# START OF STORED RECORDS
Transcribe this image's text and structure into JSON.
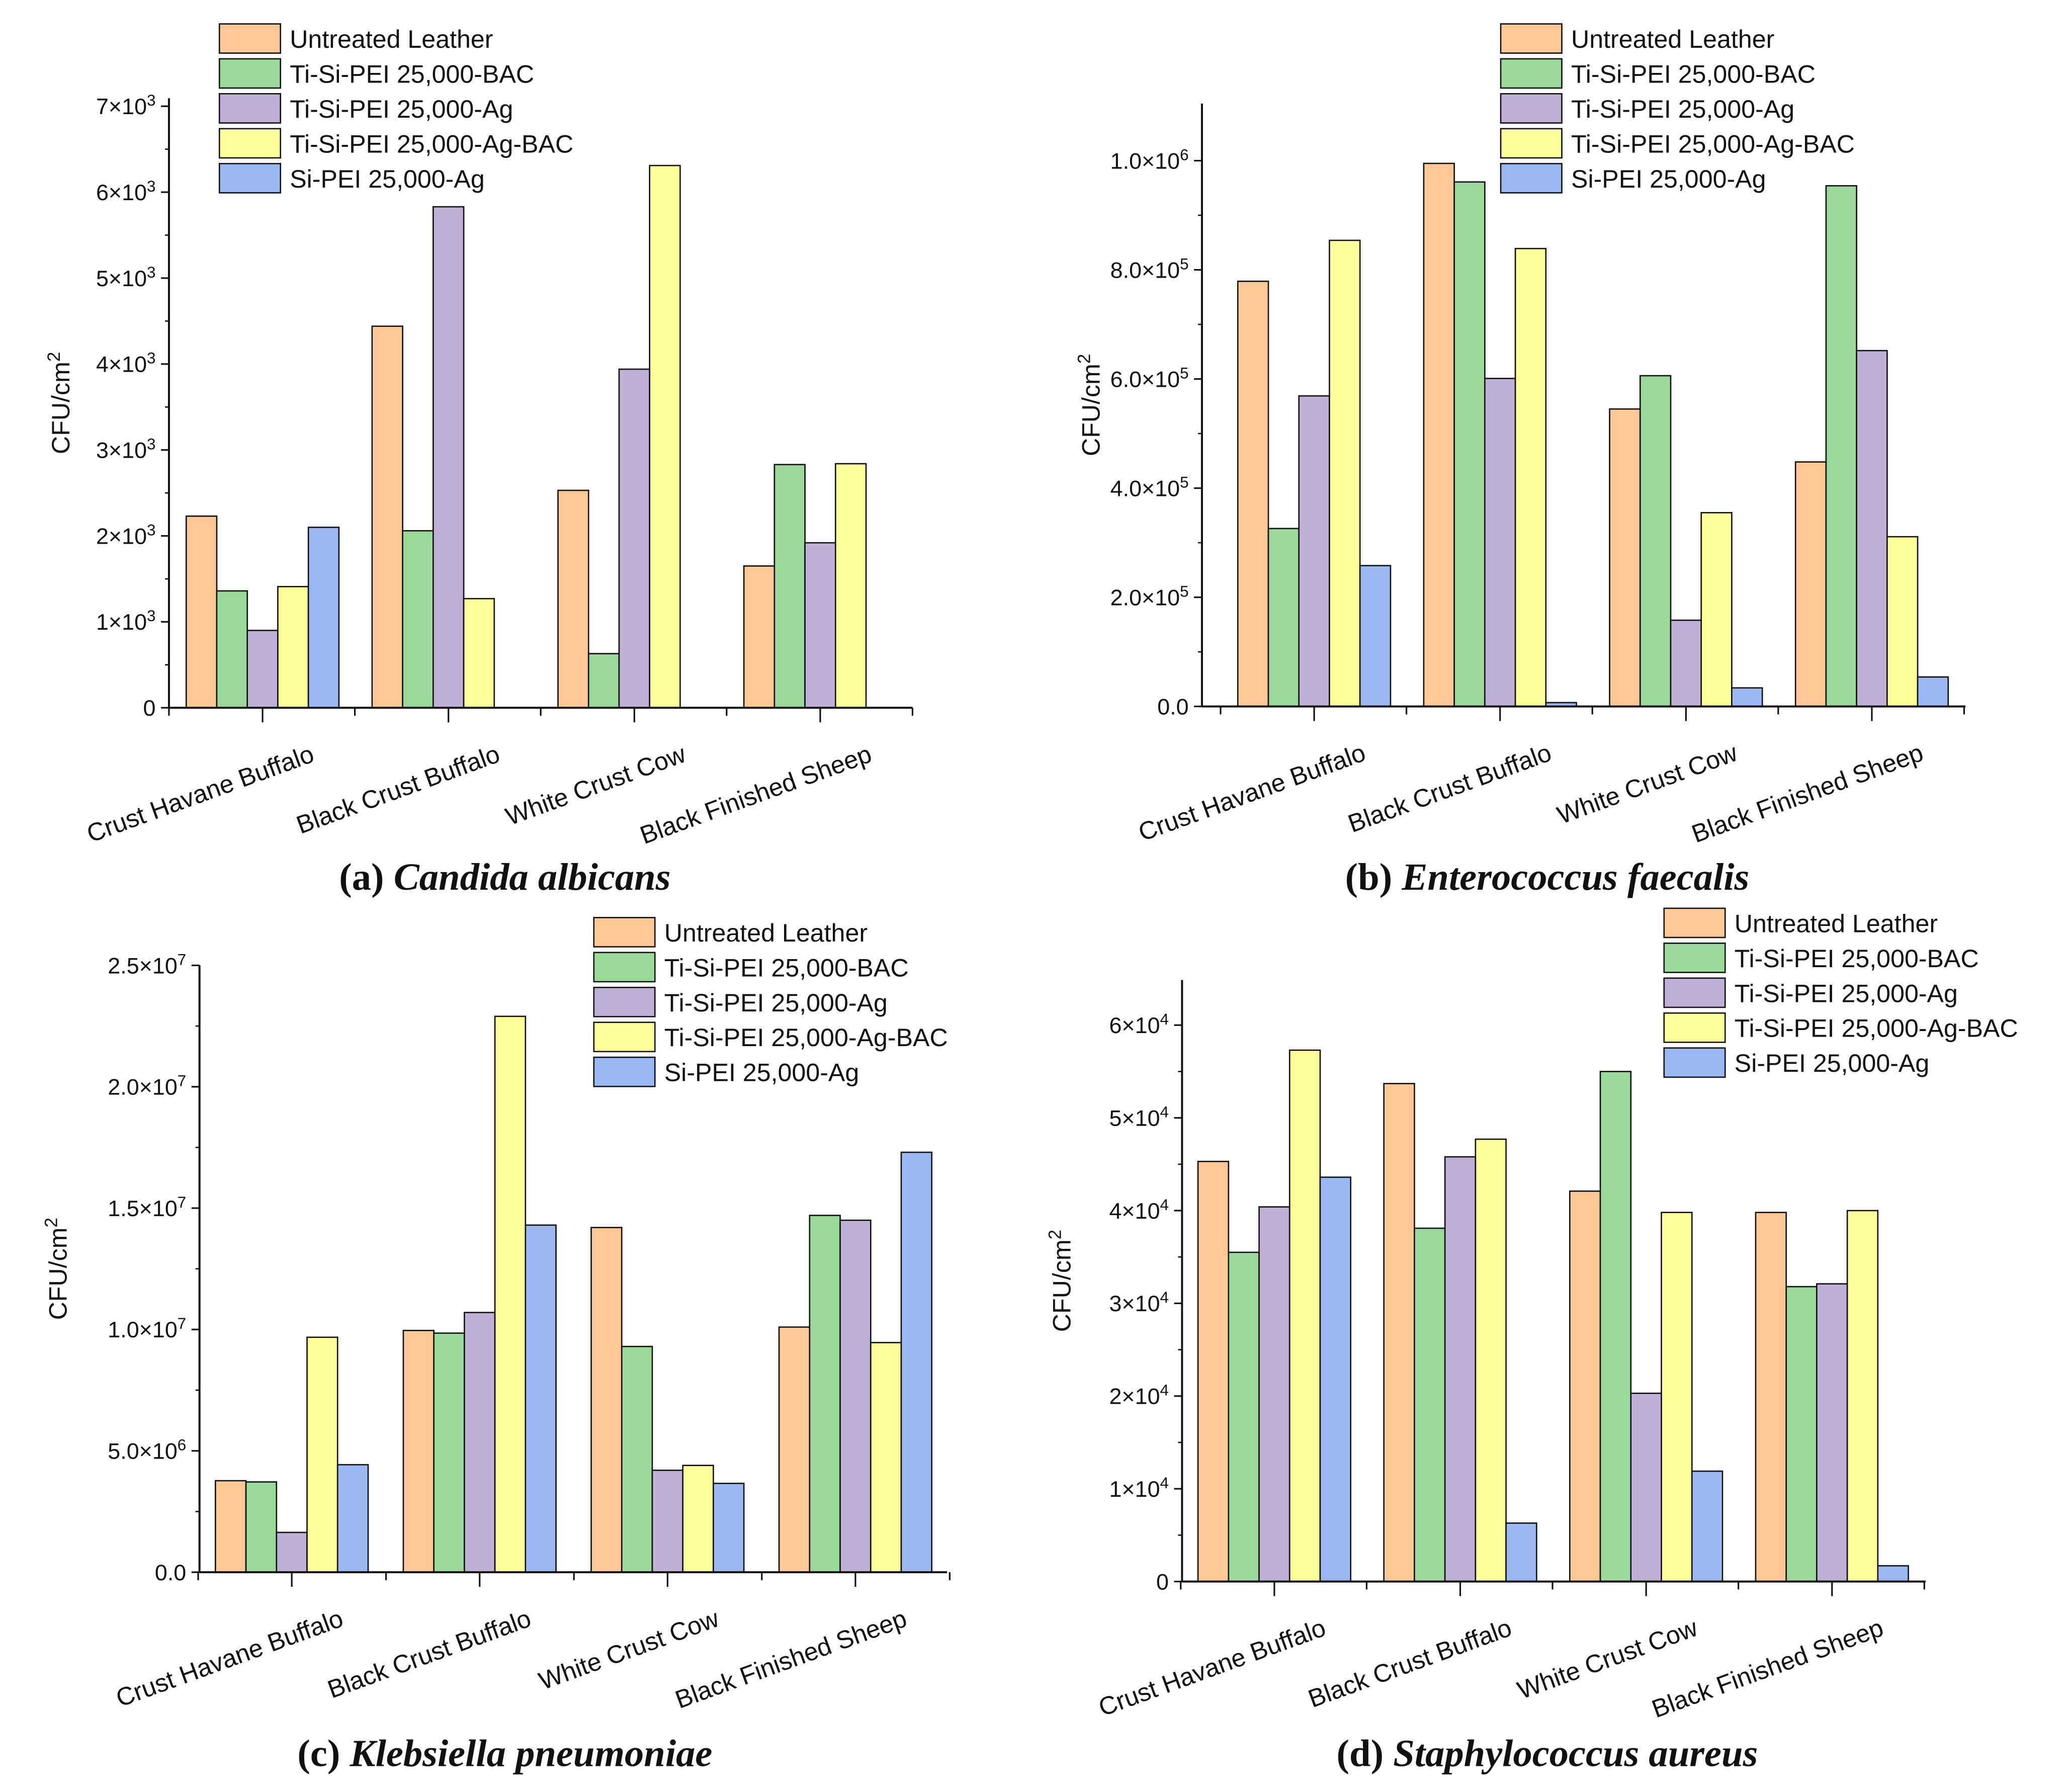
{
  "colors": {
    "Untreated Leather": "#FBC896",
    "Ti-Si-PEI 25,000-BAC": "#9BD99B",
    "Ti-Si-PEI 25,000-Ag": "#C0B0D6",
    "Ti-Si-PEI 25,000-Ag-BAC": "#FEFE9A",
    "Si-PEI 25,000-Ag": "#9BB8F2"
  },
  "chart_data": [
    {
      "type": "bar",
      "caption_label": "(a)",
      "caption_species": "Candida albicans",
      "ylabel": "CFU/cm^2",
      "ylim": [
        0,
        7000
      ],
      "yticks": [
        0,
        1000,
        2000,
        3000,
        4000,
        5000,
        6000,
        7000
      ],
      "ytick_labels": [
        "0",
        "1×10^3",
        "2×10^3",
        "3×10^3",
        "4×10^3",
        "5×10^3",
        "6×10^3",
        "7×10^3"
      ],
      "categories": [
        "Crust Havane Buffalo",
        "Black Crust Buffalo",
        "White Crust Cow",
        "Black Finished Sheep"
      ],
      "legend": "top-left",
      "series": [
        {
          "name": "Untreated Leather",
          "values": [
            2230,
            4440,
            2530,
            1650
          ]
        },
        {
          "name": "Ti-Si-PEI 25,000-BAC",
          "values": [
            1360,
            2060,
            630,
            2830
          ]
        },
        {
          "name": "Ti-Si-PEI 25,000-Ag",
          "values": [
            900,
            5830,
            3940,
            1920
          ]
        },
        {
          "name": "Ti-Si-PEI 25,000-Ag-BAC",
          "values": [
            1410,
            1270,
            6310,
            2840
          ]
        },
        {
          "name": "Si-PEI 25,000-Ag",
          "values": [
            2100,
            0,
            0,
            0
          ]
        }
      ]
    },
    {
      "type": "bar",
      "caption_label": "(b)",
      "caption_species": "Enterococcus faecalis",
      "ylabel": "CFU/cm^2",
      "ylim": [
        0,
        1100000
      ],
      "yticks": [
        0,
        200000,
        400000,
        600000,
        800000,
        1000000
      ],
      "ytick_labels": [
        "0.0",
        "2.0×10^5",
        "4.0×10^5",
        "6.0×10^5",
        "8.0×10^5",
        "1.0×10^6"
      ],
      "categories": [
        "Crust Havane Buffalo",
        "Black Crust Buffalo",
        "White Crust Cow",
        "Black Finished Sheep"
      ],
      "legend": "top-center",
      "series": [
        {
          "name": "Untreated Leather",
          "values": [
            779000,
            995000,
            545000,
            448000
          ]
        },
        {
          "name": "Ti-Si-PEI 25,000-BAC",
          "values": [
            326000,
            961000,
            606000,
            954000
          ]
        },
        {
          "name": "Ti-Si-PEI 25,000-Ag",
          "values": [
            569000,
            601000,
            158000,
            652000
          ]
        },
        {
          "name": "Ti-Si-PEI 25,000-Ag-BAC",
          "values": [
            854000,
            839000,
            355000,
            311000
          ]
        },
        {
          "name": "Si-PEI 25,000-Ag",
          "values": [
            258000,
            7000,
            34000,
            54000
          ]
        }
      ]
    },
    {
      "type": "bar",
      "caption_label": "(c)",
      "caption_species": "Klebsiella pneumoniae",
      "ylabel": "CFU/cm^2",
      "ylim": [
        0,
        25000000
      ],
      "yticks": [
        0,
        5000000,
        10000000,
        15000000,
        20000000,
        25000000
      ],
      "ytick_labels": [
        "0.0",
        "5.0×10^6",
        "1.0×10^7",
        "1.5×10^7",
        "2.0×10^7",
        "2.5×10^7"
      ],
      "categories": [
        "Crust Havane Buffalo",
        "Black Crust Buffalo",
        "White Crust Cow",
        "Black Finished Sheep"
      ],
      "legend": "top-right",
      "series": [
        {
          "name": "Untreated Leather",
          "values": [
            3770000,
            9960000,
            14200000,
            10100000
          ]
        },
        {
          "name": "Ti-Si-PEI 25,000-BAC",
          "values": [
            3720000,
            9850000,
            9300000,
            14700000
          ]
        },
        {
          "name": "Ti-Si-PEI 25,000-Ag",
          "values": [
            1640000,
            10700000,
            4200000,
            14500000
          ]
        },
        {
          "name": "Ti-Si-PEI 25,000-Ag-BAC",
          "values": [
            9680000,
            22900000,
            4400000,
            9460000
          ]
        },
        {
          "name": "Si-PEI 25,000-Ag",
          "values": [
            4430000,
            14300000,
            3660000,
            17300000
          ]
        }
      ]
    },
    {
      "type": "bar",
      "caption_label": "(d)",
      "caption_species": "Staphylococcus aureus",
      "ylabel": "CFU/cm^2",
      "ylim": [
        0,
        65000
      ],
      "yticks": [
        0,
        10000,
        20000,
        30000,
        40000,
        50000,
        60000
      ],
      "ytick_labels": [
        "0",
        "1×10^4",
        "2×10^4",
        "3×10^4",
        "4×10^4",
        "5×10^4",
        "6×10^4"
      ],
      "categories": [
        "Crust Havane Buffalo",
        "Black Crust Buffalo",
        "White Crust Cow",
        "Black Finished Sheep"
      ],
      "legend": "top-right",
      "series": [
        {
          "name": "Untreated Leather",
          "values": [
            45300,
            53700,
            42100,
            39800
          ]
        },
        {
          "name": "Ti-Si-PEI 25,000-BAC",
          "values": [
            35500,
            38100,
            55000,
            31800
          ]
        },
        {
          "name": "Ti-Si-PEI 25,000-Ag",
          "values": [
            40400,
            45800,
            20300,
            32100
          ]
        },
        {
          "name": "Ti-Si-PEI 25,000-Ag-BAC",
          "values": [
            57300,
            47700,
            39800,
            40000
          ]
        },
        {
          "name": "Si-PEI 25,000-Ag",
          "values": [
            43600,
            6300,
            11900,
            1700
          ]
        }
      ]
    }
  ]
}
# END OF STORED RECORDS
Copy the entries above faithfully and omit every image.

Transcribe this image's text and structure into JSON.
{
  "colors": {
    "Untreated Leather": "#FBC896",
    "Ti-Si-PEI 25,000-BAC": "#9BD99B",
    "Ti-Si-PEI 25,000-Ag": "#C0B0D6",
    "Ti-Si-PEI 25,000-Ag-BAC": "#FEFE9A",
    "Si-PEI 25,000-Ag": "#9BB8F2"
  },
  "chart_data": [
    {
      "type": "bar",
      "caption_label": "(a)",
      "caption_species": "Candida albicans",
      "ylabel": "CFU/cm^2",
      "ylim": [
        0,
        7000
      ],
      "yticks": [
        0,
        1000,
        2000,
        3000,
        4000,
        5000,
        6000,
        7000
      ],
      "ytick_labels": [
        "0",
        "1×10^3",
        "2×10^3",
        "3×10^3",
        "4×10^3",
        "5×10^3",
        "6×10^3",
        "7×10^3"
      ],
      "categories": [
        "Crust Havane Buffalo",
        "Black Crust Buffalo",
        "White Crust Cow",
        "Black Finished Sheep"
      ],
      "legend": "top-left",
      "series": [
        {
          "name": "Untreated Leather",
          "values": [
            2230,
            4440,
            2530,
            1650
          ]
        },
        {
          "name": "Ti-Si-PEI 25,000-BAC",
          "values": [
            1360,
            2060,
            630,
            2830
          ]
        },
        {
          "name": "Ti-Si-PEI 25,000-Ag",
          "values": [
            900,
            5830,
            3940,
            1920
          ]
        },
        {
          "name": "Ti-Si-PEI 25,000-Ag-BAC",
          "values": [
            1410,
            1270,
            6310,
            2840
          ]
        },
        {
          "name": "Si-PEI 25,000-Ag",
          "values": [
            2100,
            0,
            0,
            0
          ]
        }
      ]
    },
    {
      "type": "bar",
      "caption_label": "(b)",
      "caption_species": "Enterococcus faecalis",
      "ylabel": "CFU/cm^2",
      "ylim": [
        0,
        1100000
      ],
      "yticks": [
        0,
        200000,
        400000,
        600000,
        800000,
        1000000
      ],
      "ytick_labels": [
        "0.0",
        "2.0×10^5",
        "4.0×10^5",
        "6.0×10^5",
        "8.0×10^5",
        "1.0×10^6"
      ],
      "categories": [
        "Crust Havane Buffalo",
        "Black Crust Buffalo",
        "White Crust Cow",
        "Black Finished Sheep"
      ],
      "legend": "top-center",
      "series": [
        {
          "name": "Untreated Leather",
          "values": [
            779000,
            995000,
            545000,
            448000
          ]
        },
        {
          "name": "Ti-Si-PEI 25,000-BAC",
          "values": [
            326000,
            961000,
            606000,
            954000
          ]
        },
        {
          "name": "Ti-Si-PEI 25,000-Ag",
          "values": [
            569000,
            601000,
            158000,
            652000
          ]
        },
        {
          "name": "Ti-Si-PEI 25,000-Ag-BAC",
          "values": [
            854000,
            839000,
            355000,
            311000
          ]
        },
        {
          "name": "Si-PEI 25,000-Ag",
          "values": [
            258000,
            7000,
            34000,
            54000
          ]
        }
      ]
    },
    {
      "type": "bar",
      "caption_label": "(c)",
      "caption_species": "Klebsiella pneumoniae",
      "ylabel": "CFU/cm^2",
      "ylim": [
        0,
        25000000
      ],
      "yticks": [
        0,
        5000000,
        10000000,
        15000000,
        20000000,
        25000000
      ],
      "ytick_labels": [
        "0.0",
        "5.0×10^6",
        "1.0×10^7",
        "1.5×10^7",
        "2.0×10^7",
        "2.5×10^7"
      ],
      "categories": [
        "Crust Havane Buffalo",
        "Black Crust Buffalo",
        "White Crust Cow",
        "Black Finished Sheep"
      ],
      "legend": "top-right",
      "series": [
        {
          "name": "Untreated Leather",
          "values": [
            3770000,
            9960000,
            14200000,
            10100000
          ]
        },
        {
          "name": "Ti-Si-PEI 25,000-BAC",
          "values": [
            3720000,
            9850000,
            9300000,
            14700000
          ]
        },
        {
          "name": "Ti-Si-PEI 25,000-Ag",
          "values": [
            1640000,
            10700000,
            4200000,
            14500000
          ]
        },
        {
          "name": "Ti-Si-PEI 25,000-Ag-BAC",
          "values": [
            9680000,
            22900000,
            4400000,
            9460000
          ]
        },
        {
          "name": "Si-PEI 25,000-Ag",
          "values": [
            4430000,
            14300000,
            3660000,
            17300000
          ]
        }
      ]
    },
    {
      "type": "bar",
      "caption_label": "(d)",
      "caption_species": "Staphylococcus aureus",
      "ylabel": "CFU/cm^2",
      "ylim": [
        0,
        65000
      ],
      "yticks": [
        0,
        10000,
        20000,
        30000,
        40000,
        50000,
        60000
      ],
      "ytick_labels": [
        "0",
        "1×10^4",
        "2×10^4",
        "3×10^4",
        "4×10^4",
        "5×10^4",
        "6×10^4"
      ],
      "categories": [
        "Crust Havane Buffalo",
        "Black Crust Buffalo",
        "White Crust Cow",
        "Black Finished Sheep"
      ],
      "legend": "top-right",
      "series": [
        {
          "name": "Untreated Leather",
          "values": [
            45300,
            53700,
            42100,
            39800
          ]
        },
        {
          "name": "Ti-Si-PEI 25,000-BAC",
          "values": [
            35500,
            38100,
            55000,
            31800
          ]
        },
        {
          "name": "Ti-Si-PEI 25,000-Ag",
          "values": [
            40400,
            45800,
            20300,
            32100
          ]
        },
        {
          "name": "Ti-Si-PEI 25,000-Ag-BAC",
          "values": [
            57300,
            47700,
            39800,
            40000
          ]
        },
        {
          "name": "Si-PEI 25,000-Ag",
          "values": [
            43600,
            6300,
            11900,
            1700
          ]
        }
      ]
    }
  ]
}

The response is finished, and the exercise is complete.